## [INSTRUCTIONS FOR THE TASK]
Set down the material below word for word, excluding the pictures.

────────────────────────────────────────

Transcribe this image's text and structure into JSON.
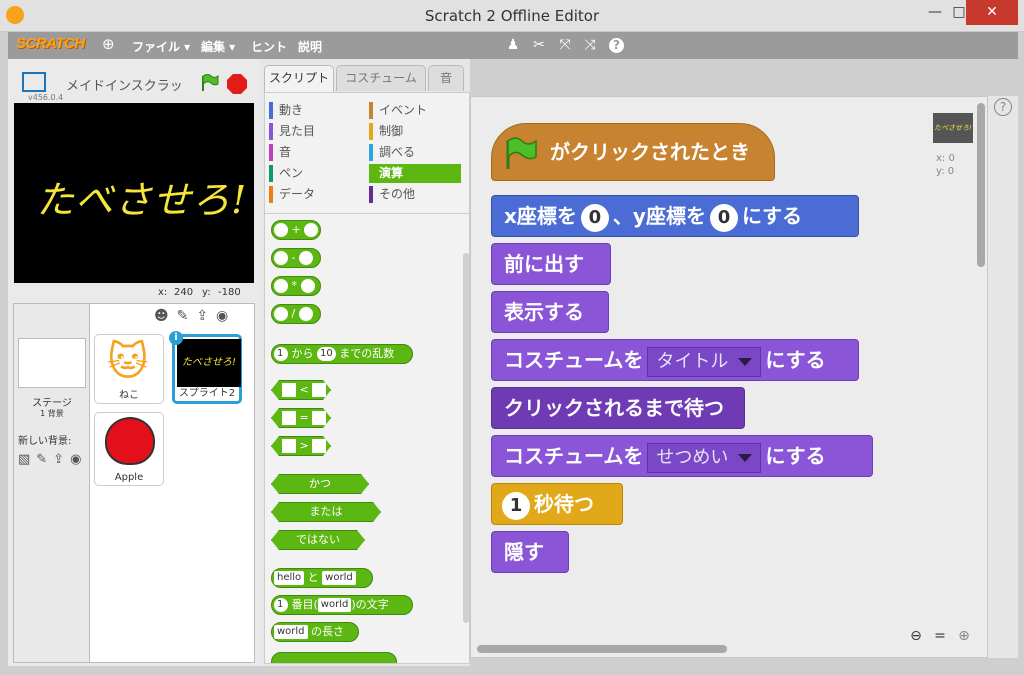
{
  "window": {
    "title": "Scratch 2 Offline Editor",
    "minimize": "—",
    "maximize": "□",
    "close": "✕"
  },
  "menubar": {
    "logo": "SCRATCH",
    "file": "ファイル ▾",
    "edit": "編集 ▾",
    "tips": "ヒント",
    "about": "説明"
  },
  "stage": {
    "project_name": "メイドインスクラッ",
    "version": "v456.0.4",
    "stage_text": "たべさせろ!",
    "x_label": "x:",
    "x_value": "240",
    "y_label": "y:",
    "y_value": "-180"
  },
  "sprite_pane": {
    "stage_label": "ステージ",
    "stage_bg_count": "1 背景",
    "new_backdrop": "新しい背景:",
    "sprites": [
      {
        "name": "ねこ"
      },
      {
        "name": "スプライト2"
      },
      {
        "name": "Apple"
      }
    ],
    "info_badge": "i"
  },
  "tabs": [
    {
      "label": "スクリプト"
    },
    {
      "label": "コスチューム"
    },
    {
      "label": "音"
    }
  ],
  "categories": [
    {
      "label": "動き",
      "color": "#4a6cd4"
    },
    {
      "label": "イベント",
      "color": "#c88330"
    },
    {
      "label": "見た目",
      "color": "#8a55d7"
    },
    {
      "label": "制御",
      "color": "#e1a91a"
    },
    {
      "label": "音",
      "color": "#bb42c3"
    },
    {
      "label": "調べる",
      "color": "#2ca5e2"
    },
    {
      "label": "ペン",
      "color": "#0e9a6c"
    },
    {
      "label": "演算",
      "color": "#5cb712"
    },
    {
      "label": "データ",
      "color": "#ee7d16"
    },
    {
      "label": "その他",
      "color": "#632d99"
    }
  ],
  "palette": {
    "ops": [
      "+",
      "-",
      "*",
      "/"
    ],
    "random": {
      "val1": "1",
      "mid": "から",
      "val2": "10",
      "end": "までの乱数"
    },
    "compare": [
      "<",
      "=",
      ">"
    ],
    "logic": [
      "かつ",
      "または",
      "ではない"
    ],
    "join": {
      "a": "hello",
      "mid": "と",
      "b": "world"
    },
    "letter": {
      "a": "1",
      "mid": "番目(",
      "b": "world",
      "end": ")の文字"
    },
    "length": {
      "a": "world",
      "end": "の長さ"
    }
  },
  "script": {
    "hat": "がクリックされたとき",
    "goto": {
      "a": "x座標を",
      "x": "0",
      "b": "、y座標を",
      "y": "0",
      "c": "にする"
    },
    "front": "前に出す",
    "show": "表示する",
    "costume1": {
      "a": "コスチュームを",
      "dd": "タイトル",
      "b": "にする"
    },
    "waitclick": "クリックされるまで待つ",
    "costume2": {
      "a": "コスチュームを",
      "dd": "せつめい",
      "b": "にする"
    },
    "wait": {
      "val": "1",
      "a": "秒待つ"
    },
    "hide": "隠す",
    "thumb_text": "たべさせろ!",
    "x_readout": "x: 0",
    "y_readout": "y: 0"
  },
  "colors": {
    "motion": "#4a6cd4",
    "looks": "#8a55d7",
    "control": "#e1a91a",
    "events": "#c88330",
    "operators": "#5cb712"
  }
}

────────────────────────────────────────

## [ANSWER TO THIS EXERCISE]
Transcribe this image's text and structure into JSON.
{
  "window": {
    "title": "Scratch 2 Offline Editor",
    "minimize": "—",
    "maximize": "□",
    "close": "✕"
  },
  "menubar": {
    "logo": "SCRATCH",
    "file": "ファイル ▾",
    "edit": "編集 ▾",
    "tips": "ヒント",
    "about": "説明"
  },
  "stage": {
    "project_name": "メイドインスクラッ",
    "version": "v456.0.4",
    "stage_text": "たべさせろ!",
    "x_label": "x:",
    "x_value": "240",
    "y_label": "y:",
    "y_value": "-180"
  },
  "sprite_pane": {
    "stage_label": "ステージ",
    "stage_bg_count": "1 背景",
    "new_backdrop": "新しい背景:",
    "sprites": [
      {
        "name": "ねこ"
      },
      {
        "name": "スプライト2"
      },
      {
        "name": "Apple"
      }
    ],
    "info_badge": "i"
  },
  "tabs": [
    {
      "label": "スクリプト"
    },
    {
      "label": "コスチューム"
    },
    {
      "label": "音"
    }
  ],
  "categories": [
    {
      "label": "動き",
      "color": "#4a6cd4"
    },
    {
      "label": "イベント",
      "color": "#c88330"
    },
    {
      "label": "見た目",
      "color": "#8a55d7"
    },
    {
      "label": "制御",
      "color": "#e1a91a"
    },
    {
      "label": "音",
      "color": "#bb42c3"
    },
    {
      "label": "調べる",
      "color": "#2ca5e2"
    },
    {
      "label": "ペン",
      "color": "#0e9a6c"
    },
    {
      "label": "演算",
      "color": "#5cb712"
    },
    {
      "label": "データ",
      "color": "#ee7d16"
    },
    {
      "label": "その他",
      "color": "#632d99"
    }
  ],
  "palette": {
    "ops": [
      "+",
      "-",
      "*",
      "/"
    ],
    "random": {
      "val1": "1",
      "mid": "から",
      "val2": "10",
      "end": "までの乱数"
    },
    "compare": [
      "<",
      "=",
      ">"
    ],
    "logic": [
      "かつ",
      "または",
      "ではない"
    ],
    "join": {
      "a": "hello",
      "mid": "と",
      "b": "world"
    },
    "letter": {
      "a": "1",
      "mid": "番目(",
      "b": "world",
      "end": ")の文字"
    },
    "length": {
      "a": "world",
      "end": "の長さ"
    }
  },
  "script": {
    "hat": "がクリックされたとき",
    "goto": {
      "a": "x座標を",
      "x": "0",
      "b": "、y座標を",
      "y": "0",
      "c": "にする"
    },
    "front": "前に出す",
    "show": "表示する",
    "costume1": {
      "a": "コスチュームを",
      "dd": "タイトル",
      "b": "にする"
    },
    "waitclick": "クリックされるまで待つ",
    "costume2": {
      "a": "コスチュームを",
      "dd": "せつめい",
      "b": "にする"
    },
    "wait": {
      "val": "1",
      "a": "秒待つ"
    },
    "hide": "隠す",
    "thumb_text": "たべさせろ!",
    "x_readout": "x: 0",
    "y_readout": "y: 0"
  },
  "colors": {
    "motion": "#4a6cd4",
    "looks": "#8a55d7",
    "control": "#e1a91a",
    "events": "#c88330",
    "operators": "#5cb712"
  }
}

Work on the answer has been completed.